Extracted records:

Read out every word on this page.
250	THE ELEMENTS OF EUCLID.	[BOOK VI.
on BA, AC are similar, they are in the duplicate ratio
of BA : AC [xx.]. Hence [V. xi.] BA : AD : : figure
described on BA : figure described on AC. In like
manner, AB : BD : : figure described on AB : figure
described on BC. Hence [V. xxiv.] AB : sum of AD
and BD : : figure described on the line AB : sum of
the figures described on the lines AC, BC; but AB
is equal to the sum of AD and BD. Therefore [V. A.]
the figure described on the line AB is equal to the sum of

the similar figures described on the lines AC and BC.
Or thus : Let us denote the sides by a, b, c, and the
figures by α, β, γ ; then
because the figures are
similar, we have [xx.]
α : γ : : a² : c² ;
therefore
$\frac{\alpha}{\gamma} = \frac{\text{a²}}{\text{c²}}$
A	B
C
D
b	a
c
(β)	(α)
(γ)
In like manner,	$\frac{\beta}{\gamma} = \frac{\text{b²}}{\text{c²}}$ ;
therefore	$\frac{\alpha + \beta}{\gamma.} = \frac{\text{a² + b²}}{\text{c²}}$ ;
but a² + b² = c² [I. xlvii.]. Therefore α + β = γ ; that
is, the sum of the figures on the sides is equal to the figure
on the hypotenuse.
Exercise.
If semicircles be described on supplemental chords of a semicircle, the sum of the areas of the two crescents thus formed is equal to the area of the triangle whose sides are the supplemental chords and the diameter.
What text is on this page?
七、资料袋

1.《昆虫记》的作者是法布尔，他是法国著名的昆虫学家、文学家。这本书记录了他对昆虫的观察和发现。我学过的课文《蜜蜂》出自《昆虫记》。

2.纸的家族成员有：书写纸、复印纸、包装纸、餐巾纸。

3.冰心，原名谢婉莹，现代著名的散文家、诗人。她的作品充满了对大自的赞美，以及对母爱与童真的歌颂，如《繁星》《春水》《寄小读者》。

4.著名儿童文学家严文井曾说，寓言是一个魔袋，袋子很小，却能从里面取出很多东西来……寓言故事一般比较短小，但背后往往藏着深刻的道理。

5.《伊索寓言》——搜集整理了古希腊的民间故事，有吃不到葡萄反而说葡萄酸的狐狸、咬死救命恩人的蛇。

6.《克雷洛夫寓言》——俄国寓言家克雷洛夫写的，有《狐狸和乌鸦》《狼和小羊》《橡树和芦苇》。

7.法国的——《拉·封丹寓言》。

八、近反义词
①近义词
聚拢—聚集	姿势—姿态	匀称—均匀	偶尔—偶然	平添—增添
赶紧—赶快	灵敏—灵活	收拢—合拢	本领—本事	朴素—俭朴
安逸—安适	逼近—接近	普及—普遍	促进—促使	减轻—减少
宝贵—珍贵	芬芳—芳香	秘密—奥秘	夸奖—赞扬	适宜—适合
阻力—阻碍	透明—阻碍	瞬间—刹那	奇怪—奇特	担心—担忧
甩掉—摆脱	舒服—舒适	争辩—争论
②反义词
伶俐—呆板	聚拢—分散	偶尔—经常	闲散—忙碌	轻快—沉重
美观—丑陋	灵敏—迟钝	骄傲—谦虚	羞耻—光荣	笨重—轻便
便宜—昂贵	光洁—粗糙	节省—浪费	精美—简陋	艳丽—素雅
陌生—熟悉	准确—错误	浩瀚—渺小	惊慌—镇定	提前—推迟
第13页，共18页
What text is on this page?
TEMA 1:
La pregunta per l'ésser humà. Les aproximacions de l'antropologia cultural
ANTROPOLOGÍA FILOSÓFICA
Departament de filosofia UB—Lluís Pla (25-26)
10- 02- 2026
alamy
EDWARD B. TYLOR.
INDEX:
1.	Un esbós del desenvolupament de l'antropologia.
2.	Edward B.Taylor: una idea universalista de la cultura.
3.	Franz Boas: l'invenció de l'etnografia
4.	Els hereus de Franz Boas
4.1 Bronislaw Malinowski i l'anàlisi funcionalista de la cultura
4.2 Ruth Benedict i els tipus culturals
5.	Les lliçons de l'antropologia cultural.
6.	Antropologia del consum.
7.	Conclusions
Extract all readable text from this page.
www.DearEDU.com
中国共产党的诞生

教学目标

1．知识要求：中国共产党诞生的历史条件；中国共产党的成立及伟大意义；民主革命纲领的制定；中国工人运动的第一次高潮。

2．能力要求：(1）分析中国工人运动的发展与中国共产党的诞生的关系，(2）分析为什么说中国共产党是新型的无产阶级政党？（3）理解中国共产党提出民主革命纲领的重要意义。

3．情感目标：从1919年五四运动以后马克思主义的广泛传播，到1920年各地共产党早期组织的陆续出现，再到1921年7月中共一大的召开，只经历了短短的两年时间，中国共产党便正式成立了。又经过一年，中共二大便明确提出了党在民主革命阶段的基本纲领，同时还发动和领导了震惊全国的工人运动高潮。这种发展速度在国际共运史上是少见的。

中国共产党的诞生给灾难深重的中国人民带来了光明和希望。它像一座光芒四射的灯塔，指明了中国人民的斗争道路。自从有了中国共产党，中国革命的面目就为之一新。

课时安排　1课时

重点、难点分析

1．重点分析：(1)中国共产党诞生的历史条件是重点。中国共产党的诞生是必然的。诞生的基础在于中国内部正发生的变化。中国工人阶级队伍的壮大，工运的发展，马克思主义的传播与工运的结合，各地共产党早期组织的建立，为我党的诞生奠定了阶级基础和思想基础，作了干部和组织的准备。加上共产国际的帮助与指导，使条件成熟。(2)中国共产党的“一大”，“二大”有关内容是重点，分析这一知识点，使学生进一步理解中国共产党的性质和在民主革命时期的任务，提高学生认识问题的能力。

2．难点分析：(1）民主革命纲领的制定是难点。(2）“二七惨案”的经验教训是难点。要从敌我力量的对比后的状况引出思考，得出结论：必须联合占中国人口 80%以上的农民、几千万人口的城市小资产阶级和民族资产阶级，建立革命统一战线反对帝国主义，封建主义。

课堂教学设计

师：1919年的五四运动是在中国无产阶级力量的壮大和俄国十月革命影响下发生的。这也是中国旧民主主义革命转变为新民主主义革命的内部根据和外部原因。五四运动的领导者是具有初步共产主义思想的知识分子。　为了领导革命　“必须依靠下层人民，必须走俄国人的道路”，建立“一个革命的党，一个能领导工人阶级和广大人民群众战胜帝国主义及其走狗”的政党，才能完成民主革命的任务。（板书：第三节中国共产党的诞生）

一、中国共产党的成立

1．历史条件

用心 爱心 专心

◆ **Task brief**:
Faithfully reproduce all of the records, character for character.

◆ **Solution to the problem**:
Read out every word on this page.
250	THE ELEMENTS OF EUCLID.	[BOOK VI.
on BA, AC are similar, they are in the duplicate ratio
of BA : AC [xx.]. Hence [V. xi.] BA : AD : : figure
described on BA : figure described on AC. In like
manner, AB : BD : : figure described on AB : figure
described on BC. Hence [V. xxiv.] AB : sum of AD
and BD : : figure described on the line AB : sum of
the figures described on the lines AC, BC; but AB
is equal to the sum of AD and BD. Therefore [V. A.]
the figure described on the line AB is equal to the sum of

the similar figures described on the lines AC and BC.
Or thus : Let us denote the sides by a, b, c, and the
figures by α, β, γ ; then
because the figures are
similar, we have [xx.]
α : γ : : a² : c² ;
therefore
$\frac{\alpha}{\gamma} = \frac{\text{a²}}{\text{c²}}$
A	B
C
D
b	a
c
(β)	(α)
(γ)
In like manner,	$\frac{\beta}{\gamma} = \frac{\text{b²}}{\text{c²}}$ ;
therefore	$\frac{\alpha + \beta}{\gamma.} = \frac{\text{a² + b²}}{\text{c²}}$ ;
but a² + b² = c² [I. xlvii.]. Therefore α + β = γ ; that
is, the sum of the figures on the sides is equal to the figure
on the hypotenuse.
Exercise.
If semicircles be described on supplemental chords of a semicircle, the sum of the areas of the two crescents thus formed is equal to the area of the triangle whose sides are the supplemental chords and the diameter.
What text is on this page?
七、资料袋

1.《昆虫记》的作者是法布尔，他是法国著名的昆虫学家、文学家。这本书记录了他对昆虫的观察和发现。我学过的课文《蜜蜂》出自《昆虫记》。

2.纸的家族成员有：书写纸、复印纸、包装纸、餐巾纸。

3.冰心，原名谢婉莹，现代著名的散文家、诗人。她的作品充满了对大自的赞美，以及对母爱与童真的歌颂，如《繁星》《春水》《寄小读者》。

4.著名儿童文学家严文井曾说，寓言是一个魔袋，袋子很小，却能从里面取出很多东西来……寓言故事一般比较短小，但背后往往藏着深刻的道理。

5.《伊索寓言》——搜集整理了古希腊的民间故事，有吃不到葡萄反而说葡萄酸的狐狸、咬死救命恩人的蛇。

6.《克雷洛夫寓言》——俄国寓言家克雷洛夫写的，有《狐狸和乌鸦》《狼和小羊》《橡树和芦苇》。

7.法国的——《拉·封丹寓言》。

八、近反义词
①近义词
聚拢—聚集	姿势—姿态	匀称—均匀	偶尔—偶然	平添—增添
赶紧—赶快	灵敏—灵活	收拢—合拢	本领—本事	朴素—俭朴
安逸—安适	逼近—接近	普及—普遍	促进—促使	减轻—减少
宝贵—珍贵	芬芳—芳香	秘密—奥秘	夸奖—赞扬	适宜—适合
阻力—阻碍	透明—阻碍	瞬间—刹那	奇怪—奇特	担心—担忧
甩掉—摆脱	舒服—舒适	争辩—争论
②反义词
伶俐—呆板	聚拢—分散	偶尔—经常	闲散—忙碌	轻快—沉重
美观—丑陋	灵敏—迟钝	骄傲—谦虚	羞耻—光荣	笨重—轻便
便宜—昂贵	光洁—粗糙	节省—浪费	精美—简陋	艳丽—素雅
陌生—熟悉	准确—错误	浩瀚—渺小	惊慌—镇定	提前—推迟
第13页，共18页
What text is on this page?
TEMA 1:
La pregunta per l'ésser humà. Les aproximacions de l'antropologia cultural
ANTROPOLOGÍA FILOSÓFICA
Departament de filosofia UB—Lluís Pla (25-26)
10- 02- 2026
alamy
EDWARD B. TYLOR.
INDEX:
1.	Un esbós del desenvolupament de l'antropologia.
2.	Edward B.Taylor: una idea universalista de la cultura.
3.	Franz Boas: l'invenció de l'etnografia
4.	Els hereus de Franz Boas
4.1 Bronislaw Malinowski i l'anàlisi funcionalista de la cultura
4.2 Ruth Benedict i els tipus culturals
5.	Les lliçons de l'antropologia cultural.
6.	Antropologia del consum.
7.	Conclusions
Extract all readable text from this page.
www.DearEDU.com
中国共产党的诞生

教学目标

1．知识要求：中国共产党诞生的历史条件；中国共产党的成立及伟大意义；民主革命纲领的制定；中国工人运动的第一次高潮。

2．能力要求：(1）分析中国工人运动的发展与中国共产党的诞生的关系，(2）分析为什么说中国共产党是新型的无产阶级政党？（3）理解中国共产党提出民主革命纲领的重要意义。

3．情感目标：从1919年五四运动以后马克思主义的广泛传播，到1920年各地共产党早期组织的陆续出现，再到1921年7月中共一大的召开，只经历了短短的两年时间，中国共产党便正式成立了。又经过一年，中共二大便明确提出了党在民主革命阶段的基本纲领，同时还发动和领导了震惊全国的工人运动高潮。这种发展速度在国际共运史上是少见的。

中国共产党的诞生给灾难深重的中国人民带来了光明和希望。它像一座光芒四射的灯塔，指明了中国人民的斗争道路。自从有了中国共产党，中国革命的面目就为之一新。

课时安排　1课时

重点、难点分析

1．重点分析：(1)中国共产党诞生的历史条件是重点。中国共产党的诞生是必然的。诞生的基础在于中国内部正发生的变化。中国工人阶级队伍的壮大，工运的发展，马克思主义的传播与工运的结合，各地共产党早期组织的建立，为我党的诞生奠定了阶级基础和思想基础，作了干部和组织的准备。加上共产国际的帮助与指导，使条件成熟。(2)中国共产党的“一大”，“二大”有关内容是重点，分析这一知识点，使学生进一步理解中国共产党的性质和在民主革命时期的任务，提高学生认识问题的能力。

2．难点分析：(1）民主革命纲领的制定是难点。(2）“二七惨案”的经验教训是难点。要从敌我力量的对比后的状况引出思考，得出结论：必须联合占中国人口 80%以上的农民、几千万人口的城市小资产阶级和民族资产阶级，建立革命统一战线反对帝国主义，封建主义。

课堂教学设计

师：1919年的五四运动是在中国无产阶级力量的壮大和俄国十月革命影响下发生的。这也是中国旧民主主义革命转变为新民主主义革命的内部根据和外部原因。五四运动的领导者是具有初步共产主义思想的知识分子。　为了领导革命　“必须依靠下层人民，必须走俄国人的道路”，建立“一个革命的党，一个能领导工人阶级和广大人民群众战胜帝国主义及其走狗”的政党，才能完成民主革命的任务。（板书：第三节中国共产党的诞生）

一、中国共产党的成立

1．历史条件

用心 爱心 专心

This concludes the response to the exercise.